━━ Material for this task ━━

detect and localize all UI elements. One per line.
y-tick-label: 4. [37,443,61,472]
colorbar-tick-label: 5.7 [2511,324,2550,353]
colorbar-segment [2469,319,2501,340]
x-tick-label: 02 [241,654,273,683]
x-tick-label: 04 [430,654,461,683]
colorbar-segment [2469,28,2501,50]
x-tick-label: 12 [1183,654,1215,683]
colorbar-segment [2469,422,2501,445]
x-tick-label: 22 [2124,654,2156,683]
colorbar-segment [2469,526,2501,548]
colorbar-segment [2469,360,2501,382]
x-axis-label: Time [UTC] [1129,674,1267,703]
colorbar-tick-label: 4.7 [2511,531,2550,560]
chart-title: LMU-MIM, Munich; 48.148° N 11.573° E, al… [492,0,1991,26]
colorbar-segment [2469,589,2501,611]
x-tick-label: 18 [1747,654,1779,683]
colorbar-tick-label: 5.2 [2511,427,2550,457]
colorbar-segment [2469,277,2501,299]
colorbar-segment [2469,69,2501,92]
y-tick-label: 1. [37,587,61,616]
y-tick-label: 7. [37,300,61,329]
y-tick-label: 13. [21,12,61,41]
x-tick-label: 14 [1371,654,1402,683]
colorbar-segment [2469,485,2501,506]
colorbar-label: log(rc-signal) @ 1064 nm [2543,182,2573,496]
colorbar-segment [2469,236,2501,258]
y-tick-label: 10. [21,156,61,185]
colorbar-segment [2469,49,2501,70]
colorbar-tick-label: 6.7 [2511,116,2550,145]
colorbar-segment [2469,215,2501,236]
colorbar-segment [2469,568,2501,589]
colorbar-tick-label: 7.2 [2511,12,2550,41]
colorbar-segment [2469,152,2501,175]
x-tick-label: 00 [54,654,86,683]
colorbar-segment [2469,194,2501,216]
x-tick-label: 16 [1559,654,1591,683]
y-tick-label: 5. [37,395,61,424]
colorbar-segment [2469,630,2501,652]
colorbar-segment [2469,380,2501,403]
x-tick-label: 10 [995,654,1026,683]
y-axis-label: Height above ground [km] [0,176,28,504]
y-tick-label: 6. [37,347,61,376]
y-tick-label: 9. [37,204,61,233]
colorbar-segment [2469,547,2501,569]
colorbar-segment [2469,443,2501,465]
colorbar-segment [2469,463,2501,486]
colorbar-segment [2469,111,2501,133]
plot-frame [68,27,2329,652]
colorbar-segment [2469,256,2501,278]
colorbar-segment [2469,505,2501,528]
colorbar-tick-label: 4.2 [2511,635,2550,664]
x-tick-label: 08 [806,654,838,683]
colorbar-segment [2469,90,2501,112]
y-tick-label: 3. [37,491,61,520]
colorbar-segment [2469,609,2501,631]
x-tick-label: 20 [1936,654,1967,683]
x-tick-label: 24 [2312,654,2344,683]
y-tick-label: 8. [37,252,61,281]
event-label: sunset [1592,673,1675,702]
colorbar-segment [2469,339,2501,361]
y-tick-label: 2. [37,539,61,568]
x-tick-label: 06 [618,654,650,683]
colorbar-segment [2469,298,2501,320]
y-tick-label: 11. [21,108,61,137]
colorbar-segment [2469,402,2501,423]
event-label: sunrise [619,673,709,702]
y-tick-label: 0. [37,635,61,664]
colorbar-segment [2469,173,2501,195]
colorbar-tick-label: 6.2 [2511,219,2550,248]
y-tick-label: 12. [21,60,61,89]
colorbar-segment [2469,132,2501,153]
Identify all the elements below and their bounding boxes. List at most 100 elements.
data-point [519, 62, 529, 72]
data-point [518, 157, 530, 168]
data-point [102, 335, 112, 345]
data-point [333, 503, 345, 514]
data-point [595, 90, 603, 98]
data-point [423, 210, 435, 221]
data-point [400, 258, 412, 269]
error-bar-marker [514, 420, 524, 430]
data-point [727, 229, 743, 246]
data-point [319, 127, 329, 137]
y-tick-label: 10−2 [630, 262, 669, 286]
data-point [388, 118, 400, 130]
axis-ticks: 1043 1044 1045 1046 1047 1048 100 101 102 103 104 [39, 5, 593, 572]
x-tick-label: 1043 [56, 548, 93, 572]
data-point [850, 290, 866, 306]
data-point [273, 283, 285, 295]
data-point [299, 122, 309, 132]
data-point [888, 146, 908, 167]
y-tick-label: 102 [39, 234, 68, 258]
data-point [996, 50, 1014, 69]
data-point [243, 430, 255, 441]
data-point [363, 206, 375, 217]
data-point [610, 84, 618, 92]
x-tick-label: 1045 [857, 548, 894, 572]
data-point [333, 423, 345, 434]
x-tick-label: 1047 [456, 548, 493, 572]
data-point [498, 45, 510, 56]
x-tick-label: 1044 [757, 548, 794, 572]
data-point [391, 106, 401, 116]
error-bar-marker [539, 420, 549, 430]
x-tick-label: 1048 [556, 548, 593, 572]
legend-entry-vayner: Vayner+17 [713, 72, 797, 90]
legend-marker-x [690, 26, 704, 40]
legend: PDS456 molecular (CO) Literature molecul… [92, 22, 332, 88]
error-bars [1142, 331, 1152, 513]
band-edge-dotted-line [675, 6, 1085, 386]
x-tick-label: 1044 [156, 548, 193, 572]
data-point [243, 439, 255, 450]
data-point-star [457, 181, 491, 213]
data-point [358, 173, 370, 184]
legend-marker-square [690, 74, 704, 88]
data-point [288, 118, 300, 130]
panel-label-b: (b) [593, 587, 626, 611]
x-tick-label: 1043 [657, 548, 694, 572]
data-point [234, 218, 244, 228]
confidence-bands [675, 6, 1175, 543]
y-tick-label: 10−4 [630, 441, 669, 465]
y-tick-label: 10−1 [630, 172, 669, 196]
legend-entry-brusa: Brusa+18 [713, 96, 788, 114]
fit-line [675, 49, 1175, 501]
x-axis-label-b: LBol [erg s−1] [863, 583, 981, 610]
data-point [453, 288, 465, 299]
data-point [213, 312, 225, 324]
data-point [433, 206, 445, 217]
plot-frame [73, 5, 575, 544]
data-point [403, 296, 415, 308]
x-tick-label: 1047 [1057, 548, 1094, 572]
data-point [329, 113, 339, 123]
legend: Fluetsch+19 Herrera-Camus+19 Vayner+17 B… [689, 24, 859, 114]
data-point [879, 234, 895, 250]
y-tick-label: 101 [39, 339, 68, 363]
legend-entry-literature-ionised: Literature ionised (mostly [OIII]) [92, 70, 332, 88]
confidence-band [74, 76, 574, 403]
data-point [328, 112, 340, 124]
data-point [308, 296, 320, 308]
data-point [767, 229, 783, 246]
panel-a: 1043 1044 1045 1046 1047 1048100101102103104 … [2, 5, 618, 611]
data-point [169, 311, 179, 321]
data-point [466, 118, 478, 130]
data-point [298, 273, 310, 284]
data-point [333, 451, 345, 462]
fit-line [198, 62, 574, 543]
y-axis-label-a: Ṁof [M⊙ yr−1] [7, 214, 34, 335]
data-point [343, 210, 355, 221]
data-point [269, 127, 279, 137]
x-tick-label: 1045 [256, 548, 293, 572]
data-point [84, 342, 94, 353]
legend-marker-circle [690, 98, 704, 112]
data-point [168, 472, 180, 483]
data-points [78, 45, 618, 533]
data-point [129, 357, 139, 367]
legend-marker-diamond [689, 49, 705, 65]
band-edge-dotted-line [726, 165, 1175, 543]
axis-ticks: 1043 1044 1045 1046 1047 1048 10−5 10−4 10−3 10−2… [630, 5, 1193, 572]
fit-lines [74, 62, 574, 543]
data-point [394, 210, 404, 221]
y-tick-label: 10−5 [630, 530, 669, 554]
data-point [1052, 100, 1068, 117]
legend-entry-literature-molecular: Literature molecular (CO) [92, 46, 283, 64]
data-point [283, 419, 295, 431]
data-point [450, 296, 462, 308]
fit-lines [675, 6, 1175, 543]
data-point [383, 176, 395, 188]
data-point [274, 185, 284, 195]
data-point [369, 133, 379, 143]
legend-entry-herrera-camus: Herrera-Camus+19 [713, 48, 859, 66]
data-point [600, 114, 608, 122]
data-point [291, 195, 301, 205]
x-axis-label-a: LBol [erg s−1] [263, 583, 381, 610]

━━━

Lay out the listing as a Markdown table with the columns Row and Listing line. Cover only the part that opens with the first line of the listing and closes with the line containing "x-tick-label: 12 [1183,654,1215,683]", including both ends, and omit blank lines.

| Row | Listing line |
|---|---|
| 1 | detect and localize all UI elements. One per line. |
| 2 | y-tick-label: 4. [37,443,61,472] |
| 3 | colorbar-tick-label: 5.7 [2511,324,2550,353] |
| 4 | colorbar-segment [2469,319,2501,340] |
| 5 | x-tick-label: 02 [241,654,273,683] |
| 6 | x-tick-label: 04 [430,654,461,683] |
| 7 | colorbar-segment [2469,28,2501,50] |
| 8 | x-tick-label: 12 [1183,654,1215,683] |